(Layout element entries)
□ □ □

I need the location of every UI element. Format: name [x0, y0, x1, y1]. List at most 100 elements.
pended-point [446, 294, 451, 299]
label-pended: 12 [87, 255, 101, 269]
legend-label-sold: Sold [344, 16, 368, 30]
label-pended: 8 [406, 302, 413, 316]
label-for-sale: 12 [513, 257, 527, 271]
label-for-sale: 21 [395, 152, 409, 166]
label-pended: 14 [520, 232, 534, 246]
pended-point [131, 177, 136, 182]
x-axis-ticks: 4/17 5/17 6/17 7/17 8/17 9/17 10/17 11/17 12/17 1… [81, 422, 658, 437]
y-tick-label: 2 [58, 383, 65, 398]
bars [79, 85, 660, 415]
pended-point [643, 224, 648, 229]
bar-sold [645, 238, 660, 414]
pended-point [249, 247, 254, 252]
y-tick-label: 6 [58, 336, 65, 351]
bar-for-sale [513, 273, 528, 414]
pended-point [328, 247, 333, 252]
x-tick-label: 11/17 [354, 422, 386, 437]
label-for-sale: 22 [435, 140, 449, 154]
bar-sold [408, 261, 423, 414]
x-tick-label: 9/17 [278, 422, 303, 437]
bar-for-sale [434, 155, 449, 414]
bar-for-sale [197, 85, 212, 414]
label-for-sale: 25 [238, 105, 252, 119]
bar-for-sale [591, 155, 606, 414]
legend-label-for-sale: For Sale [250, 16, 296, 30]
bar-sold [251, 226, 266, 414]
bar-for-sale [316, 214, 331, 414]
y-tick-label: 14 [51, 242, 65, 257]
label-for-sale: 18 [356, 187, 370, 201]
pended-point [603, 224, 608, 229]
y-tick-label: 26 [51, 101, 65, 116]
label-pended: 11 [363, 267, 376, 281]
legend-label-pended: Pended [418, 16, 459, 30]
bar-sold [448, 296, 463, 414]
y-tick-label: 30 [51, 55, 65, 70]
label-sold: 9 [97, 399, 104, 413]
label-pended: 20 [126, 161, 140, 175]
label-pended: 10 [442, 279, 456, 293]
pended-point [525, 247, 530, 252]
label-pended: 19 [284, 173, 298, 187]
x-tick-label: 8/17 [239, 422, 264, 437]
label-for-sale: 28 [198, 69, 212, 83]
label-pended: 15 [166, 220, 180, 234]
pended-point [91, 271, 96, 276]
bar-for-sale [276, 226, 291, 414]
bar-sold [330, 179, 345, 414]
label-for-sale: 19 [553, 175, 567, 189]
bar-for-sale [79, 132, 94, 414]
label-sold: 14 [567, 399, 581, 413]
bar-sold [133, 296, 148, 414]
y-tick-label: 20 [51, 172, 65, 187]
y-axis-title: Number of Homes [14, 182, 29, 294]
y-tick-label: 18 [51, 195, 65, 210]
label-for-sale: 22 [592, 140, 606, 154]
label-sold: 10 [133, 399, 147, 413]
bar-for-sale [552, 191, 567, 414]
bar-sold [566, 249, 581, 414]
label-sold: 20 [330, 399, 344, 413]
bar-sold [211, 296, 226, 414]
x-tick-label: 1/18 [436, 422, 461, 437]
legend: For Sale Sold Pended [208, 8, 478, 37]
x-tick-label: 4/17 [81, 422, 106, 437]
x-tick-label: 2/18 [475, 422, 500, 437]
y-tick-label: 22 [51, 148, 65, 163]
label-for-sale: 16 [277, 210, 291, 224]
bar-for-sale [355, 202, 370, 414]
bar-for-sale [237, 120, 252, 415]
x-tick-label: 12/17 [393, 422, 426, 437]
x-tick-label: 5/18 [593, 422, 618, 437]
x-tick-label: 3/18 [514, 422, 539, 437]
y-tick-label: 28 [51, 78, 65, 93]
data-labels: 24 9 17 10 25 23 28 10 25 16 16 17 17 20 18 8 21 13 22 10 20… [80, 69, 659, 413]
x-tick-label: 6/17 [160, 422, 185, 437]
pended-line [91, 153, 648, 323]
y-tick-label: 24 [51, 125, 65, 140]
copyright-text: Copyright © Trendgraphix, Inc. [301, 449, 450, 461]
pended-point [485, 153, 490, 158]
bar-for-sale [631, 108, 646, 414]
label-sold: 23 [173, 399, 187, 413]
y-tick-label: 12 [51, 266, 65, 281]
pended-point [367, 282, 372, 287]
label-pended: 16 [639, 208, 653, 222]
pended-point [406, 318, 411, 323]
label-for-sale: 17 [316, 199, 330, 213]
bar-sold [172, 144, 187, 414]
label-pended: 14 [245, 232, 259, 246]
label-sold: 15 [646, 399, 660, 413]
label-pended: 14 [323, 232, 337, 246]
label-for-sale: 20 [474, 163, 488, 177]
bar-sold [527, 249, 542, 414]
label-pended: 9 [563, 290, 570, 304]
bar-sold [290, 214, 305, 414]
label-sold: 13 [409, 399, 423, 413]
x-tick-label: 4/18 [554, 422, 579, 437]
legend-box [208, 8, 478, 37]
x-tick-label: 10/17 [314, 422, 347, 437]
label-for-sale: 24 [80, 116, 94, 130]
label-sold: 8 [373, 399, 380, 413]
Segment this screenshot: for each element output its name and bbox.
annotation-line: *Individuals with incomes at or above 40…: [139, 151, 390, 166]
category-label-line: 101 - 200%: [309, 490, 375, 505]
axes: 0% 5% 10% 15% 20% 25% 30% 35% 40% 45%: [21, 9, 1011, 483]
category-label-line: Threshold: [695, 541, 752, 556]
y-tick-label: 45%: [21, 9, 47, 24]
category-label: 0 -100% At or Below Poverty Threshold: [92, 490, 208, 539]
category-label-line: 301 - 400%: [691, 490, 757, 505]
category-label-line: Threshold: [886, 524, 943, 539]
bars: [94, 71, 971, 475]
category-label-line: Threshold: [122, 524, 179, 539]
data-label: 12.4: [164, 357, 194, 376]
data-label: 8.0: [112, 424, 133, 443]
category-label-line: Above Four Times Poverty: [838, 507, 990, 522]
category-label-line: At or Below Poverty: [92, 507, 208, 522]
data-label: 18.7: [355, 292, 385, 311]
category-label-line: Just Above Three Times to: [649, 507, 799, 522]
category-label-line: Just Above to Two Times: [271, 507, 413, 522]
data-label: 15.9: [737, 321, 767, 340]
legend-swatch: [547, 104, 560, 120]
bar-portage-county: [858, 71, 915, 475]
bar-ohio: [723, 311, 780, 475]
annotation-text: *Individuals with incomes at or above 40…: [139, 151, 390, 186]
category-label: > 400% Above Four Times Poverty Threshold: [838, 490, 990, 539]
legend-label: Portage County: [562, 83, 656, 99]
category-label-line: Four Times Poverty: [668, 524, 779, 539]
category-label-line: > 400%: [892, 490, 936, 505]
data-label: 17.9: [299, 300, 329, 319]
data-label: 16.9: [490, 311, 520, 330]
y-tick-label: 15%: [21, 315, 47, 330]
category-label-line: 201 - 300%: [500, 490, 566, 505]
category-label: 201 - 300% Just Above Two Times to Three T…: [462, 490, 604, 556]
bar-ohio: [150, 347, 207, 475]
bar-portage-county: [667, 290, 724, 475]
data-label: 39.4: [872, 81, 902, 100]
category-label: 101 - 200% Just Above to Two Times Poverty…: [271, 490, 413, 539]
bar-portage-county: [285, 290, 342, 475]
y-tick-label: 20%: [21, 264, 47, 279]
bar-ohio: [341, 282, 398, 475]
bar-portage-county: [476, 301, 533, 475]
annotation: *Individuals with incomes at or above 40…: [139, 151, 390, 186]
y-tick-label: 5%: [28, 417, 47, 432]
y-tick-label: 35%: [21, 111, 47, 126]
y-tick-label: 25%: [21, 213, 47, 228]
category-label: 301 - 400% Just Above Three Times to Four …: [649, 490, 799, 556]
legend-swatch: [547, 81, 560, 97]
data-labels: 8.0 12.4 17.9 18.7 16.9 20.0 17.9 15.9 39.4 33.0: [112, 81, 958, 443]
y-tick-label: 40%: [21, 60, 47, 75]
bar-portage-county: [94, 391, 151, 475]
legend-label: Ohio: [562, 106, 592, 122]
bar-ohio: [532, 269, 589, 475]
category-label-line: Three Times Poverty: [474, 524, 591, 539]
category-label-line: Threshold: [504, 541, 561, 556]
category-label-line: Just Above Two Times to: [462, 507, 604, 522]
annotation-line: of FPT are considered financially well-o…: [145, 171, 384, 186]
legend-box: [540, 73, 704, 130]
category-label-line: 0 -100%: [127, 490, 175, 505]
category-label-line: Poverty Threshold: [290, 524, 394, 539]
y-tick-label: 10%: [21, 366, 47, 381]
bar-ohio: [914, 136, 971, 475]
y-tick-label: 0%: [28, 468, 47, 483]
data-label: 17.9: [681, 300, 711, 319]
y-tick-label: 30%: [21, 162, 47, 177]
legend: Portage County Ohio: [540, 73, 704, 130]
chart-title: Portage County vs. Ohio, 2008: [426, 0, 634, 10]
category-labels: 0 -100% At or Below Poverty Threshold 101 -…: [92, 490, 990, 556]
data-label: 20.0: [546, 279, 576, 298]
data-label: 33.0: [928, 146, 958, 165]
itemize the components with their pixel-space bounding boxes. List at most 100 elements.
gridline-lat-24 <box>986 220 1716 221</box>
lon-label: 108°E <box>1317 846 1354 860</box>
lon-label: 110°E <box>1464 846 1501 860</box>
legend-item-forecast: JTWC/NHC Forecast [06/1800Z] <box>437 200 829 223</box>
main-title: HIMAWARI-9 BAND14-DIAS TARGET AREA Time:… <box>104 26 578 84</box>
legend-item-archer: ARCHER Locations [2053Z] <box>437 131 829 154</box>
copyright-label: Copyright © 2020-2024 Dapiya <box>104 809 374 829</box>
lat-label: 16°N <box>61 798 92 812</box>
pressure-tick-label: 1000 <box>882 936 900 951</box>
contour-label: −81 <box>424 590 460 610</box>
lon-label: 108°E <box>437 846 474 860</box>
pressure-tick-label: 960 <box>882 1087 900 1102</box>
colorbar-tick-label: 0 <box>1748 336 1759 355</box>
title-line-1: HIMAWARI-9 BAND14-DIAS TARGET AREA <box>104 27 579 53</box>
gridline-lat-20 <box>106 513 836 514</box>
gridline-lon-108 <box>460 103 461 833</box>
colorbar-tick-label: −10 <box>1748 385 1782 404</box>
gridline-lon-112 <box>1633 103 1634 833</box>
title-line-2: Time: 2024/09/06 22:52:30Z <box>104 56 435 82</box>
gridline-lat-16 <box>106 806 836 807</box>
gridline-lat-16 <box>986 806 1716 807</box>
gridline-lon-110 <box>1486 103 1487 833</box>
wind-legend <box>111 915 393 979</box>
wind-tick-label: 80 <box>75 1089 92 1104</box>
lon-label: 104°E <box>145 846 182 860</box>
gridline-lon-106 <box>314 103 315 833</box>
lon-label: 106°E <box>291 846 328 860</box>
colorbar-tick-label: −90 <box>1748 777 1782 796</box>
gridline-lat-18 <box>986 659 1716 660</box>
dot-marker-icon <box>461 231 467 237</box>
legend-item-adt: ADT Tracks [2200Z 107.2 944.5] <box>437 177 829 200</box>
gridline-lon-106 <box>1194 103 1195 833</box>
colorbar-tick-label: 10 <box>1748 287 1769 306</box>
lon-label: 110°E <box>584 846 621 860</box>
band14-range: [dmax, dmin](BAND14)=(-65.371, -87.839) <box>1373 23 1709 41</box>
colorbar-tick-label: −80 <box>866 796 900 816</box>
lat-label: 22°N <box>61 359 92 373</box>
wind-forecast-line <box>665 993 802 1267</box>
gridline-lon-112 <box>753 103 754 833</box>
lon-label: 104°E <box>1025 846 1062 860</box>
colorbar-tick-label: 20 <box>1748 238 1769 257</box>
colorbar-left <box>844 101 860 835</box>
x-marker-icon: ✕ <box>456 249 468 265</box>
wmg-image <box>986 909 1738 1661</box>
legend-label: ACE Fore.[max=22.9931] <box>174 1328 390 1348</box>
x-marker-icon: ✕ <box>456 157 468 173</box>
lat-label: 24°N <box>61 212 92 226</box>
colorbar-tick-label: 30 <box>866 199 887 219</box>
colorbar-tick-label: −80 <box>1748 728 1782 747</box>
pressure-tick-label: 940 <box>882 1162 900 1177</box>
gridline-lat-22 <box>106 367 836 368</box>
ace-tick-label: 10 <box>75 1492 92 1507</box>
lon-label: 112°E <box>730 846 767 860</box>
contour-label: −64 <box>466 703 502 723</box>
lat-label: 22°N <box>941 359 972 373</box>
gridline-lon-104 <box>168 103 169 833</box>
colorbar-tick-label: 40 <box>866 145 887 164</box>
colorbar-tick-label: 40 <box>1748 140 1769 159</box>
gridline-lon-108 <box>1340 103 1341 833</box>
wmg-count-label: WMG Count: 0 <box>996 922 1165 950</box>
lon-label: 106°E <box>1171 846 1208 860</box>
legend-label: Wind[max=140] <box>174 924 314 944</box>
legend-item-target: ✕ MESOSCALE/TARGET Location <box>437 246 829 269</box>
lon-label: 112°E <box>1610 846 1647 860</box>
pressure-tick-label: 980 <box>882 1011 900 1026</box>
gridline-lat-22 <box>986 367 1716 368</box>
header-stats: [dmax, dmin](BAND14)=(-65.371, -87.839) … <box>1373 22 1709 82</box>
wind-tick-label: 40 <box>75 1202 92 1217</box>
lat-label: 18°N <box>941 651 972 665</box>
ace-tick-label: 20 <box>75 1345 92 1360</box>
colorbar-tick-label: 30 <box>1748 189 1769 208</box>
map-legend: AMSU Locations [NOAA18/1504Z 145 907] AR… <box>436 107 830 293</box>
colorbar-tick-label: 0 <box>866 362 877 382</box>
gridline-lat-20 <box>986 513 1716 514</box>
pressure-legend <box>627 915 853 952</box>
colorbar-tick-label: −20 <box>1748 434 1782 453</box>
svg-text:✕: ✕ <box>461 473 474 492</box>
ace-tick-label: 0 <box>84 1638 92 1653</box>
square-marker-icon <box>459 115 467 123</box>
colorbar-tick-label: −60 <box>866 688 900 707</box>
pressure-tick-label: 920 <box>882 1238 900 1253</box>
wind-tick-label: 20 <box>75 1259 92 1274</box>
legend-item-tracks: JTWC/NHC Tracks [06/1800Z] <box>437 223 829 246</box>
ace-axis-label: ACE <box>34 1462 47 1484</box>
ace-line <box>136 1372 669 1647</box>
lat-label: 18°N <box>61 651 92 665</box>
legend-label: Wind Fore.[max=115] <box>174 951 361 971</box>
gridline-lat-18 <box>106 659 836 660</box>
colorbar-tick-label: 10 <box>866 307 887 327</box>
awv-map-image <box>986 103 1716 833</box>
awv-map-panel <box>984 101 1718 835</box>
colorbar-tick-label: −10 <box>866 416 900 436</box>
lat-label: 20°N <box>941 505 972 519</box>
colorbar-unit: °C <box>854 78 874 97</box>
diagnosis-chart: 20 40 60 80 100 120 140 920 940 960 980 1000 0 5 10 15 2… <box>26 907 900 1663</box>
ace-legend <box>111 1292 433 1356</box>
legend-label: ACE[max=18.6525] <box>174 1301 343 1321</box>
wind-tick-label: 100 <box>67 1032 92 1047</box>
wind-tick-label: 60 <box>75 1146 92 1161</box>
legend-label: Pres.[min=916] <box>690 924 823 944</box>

□ □ □

Copy out the items word for word, from their very first line through the line containing "y-tick-label: 2 [58, 383, 65, 398]", with both ends included.

I need the location of every UI element. Format: name [x0, y0, x1, y1]. List at most 100 elements.
pended-point [446, 294, 451, 299]
label-pended: 12 [87, 255, 101, 269]
legend-label-sold: Sold [344, 16, 368, 30]
label-pended: 8 [406, 302, 413, 316]
label-for-sale: 12 [513, 257, 527, 271]
label-for-sale: 21 [395, 152, 409, 166]
label-pended: 14 [520, 232, 534, 246]
pended-point [131, 177, 136, 182]
x-axis-ticks: 4/17 5/17 6/17 7/17 8/17 9/17 10/17 11/17 12/17 1… [81, 422, 658, 437]
y-tick-label: 2 [58, 383, 65, 398]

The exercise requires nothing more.